### [Task goal]
Leave out the pictures and transcribe the rest of the records exactly.

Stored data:
===============

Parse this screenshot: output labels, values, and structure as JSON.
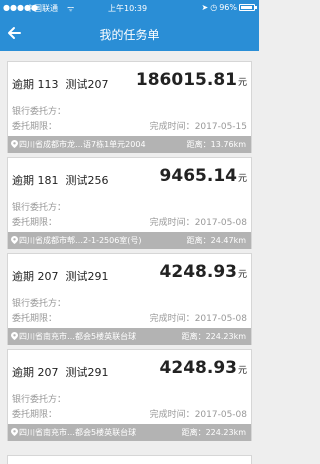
{
  "status": {
    "signal": "●●●●●",
    "carrier": "中国联通",
    "wifi": "ᯤ",
    "time": "上午10:39",
    "battery": "96%"
  },
  "header": {
    "title": "我的任务单",
    "back_icon": "back-arrow-icon"
  },
  "labels": {
    "bank": "银行委托方：",
    "term": "委托期限：",
    "done_prefix": "完成时间：",
    "dist_prefix": "距离：",
    "unit": "元"
  },
  "tasks": [
    {
      "tag": "逾期",
      "num": "113",
      "name": "测试207",
      "amount": "186015.81",
      "done": "2017-05-15",
      "address": "四川省成都市龙…语7栋1单元2004",
      "distance": "13.76km"
    },
    {
      "tag": "逾期",
      "num": "181",
      "name": "测试256",
      "amount": "9465.14",
      "done": "2017-05-08",
      "address": "四川省成都市郫…2-1-2506室(号)",
      "distance": "24.47km"
    },
    {
      "tag": "逾期",
      "num": "207",
      "name": "测试291",
      "amount": "4248.93",
      "done": "2017-05-08",
      "address": "四川省南充市…都会5楼英联台球",
      "distance": "224.23km"
    },
    {
      "tag": "逾期",
      "num": "207",
      "name": "测试291",
      "amount": "4248.93",
      "done": "2017-05-08",
      "address": "四川省南充市…都会5楼英联台球",
      "distance": "224.23km"
    }
  ],
  "colors": {
    "primary": "#2a8ed6",
    "address_bar": "#b3b3b3"
  }
}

===============

### [Solution for this problem]
Parse this screenshot: output labels, values, and structure as JSON.
{
  "status": {
    "signal": "●●●●●",
    "carrier": "中国联通",
    "wifi": "ᯤ",
    "time": "上午10:39",
    "battery": "96%"
  },
  "header": {
    "title": "我的任务单",
    "back_icon": "back-arrow-icon"
  },
  "labels": {
    "bank": "银行委托方：",
    "term": "委托期限：",
    "done_prefix": "完成时间：",
    "dist_prefix": "距离：",
    "unit": "元"
  },
  "tasks": [
    {
      "tag": "逾期",
      "num": "113",
      "name": "测试207",
      "amount": "186015.81",
      "done": "2017-05-15",
      "address": "四川省成都市龙…语7栋1单元2004",
      "distance": "13.76km"
    },
    {
      "tag": "逾期",
      "num": "181",
      "name": "测试256",
      "amount": "9465.14",
      "done": "2017-05-08",
      "address": "四川省成都市郫…2-1-2506室(号)",
      "distance": "24.47km"
    },
    {
      "tag": "逾期",
      "num": "207",
      "name": "测试291",
      "amount": "4248.93",
      "done": "2017-05-08",
      "address": "四川省南充市…都会5楼英联台球",
      "distance": "224.23km"
    },
    {
      "tag": "逾期",
      "num": "207",
      "name": "测试291",
      "amount": "4248.93",
      "done": "2017-05-08",
      "address": "四川省南充市…都会5楼英联台球",
      "distance": "224.23km"
    }
  ],
  "colors": {
    "primary": "#2a8ed6",
    "address_bar": "#b3b3b3"
  }
}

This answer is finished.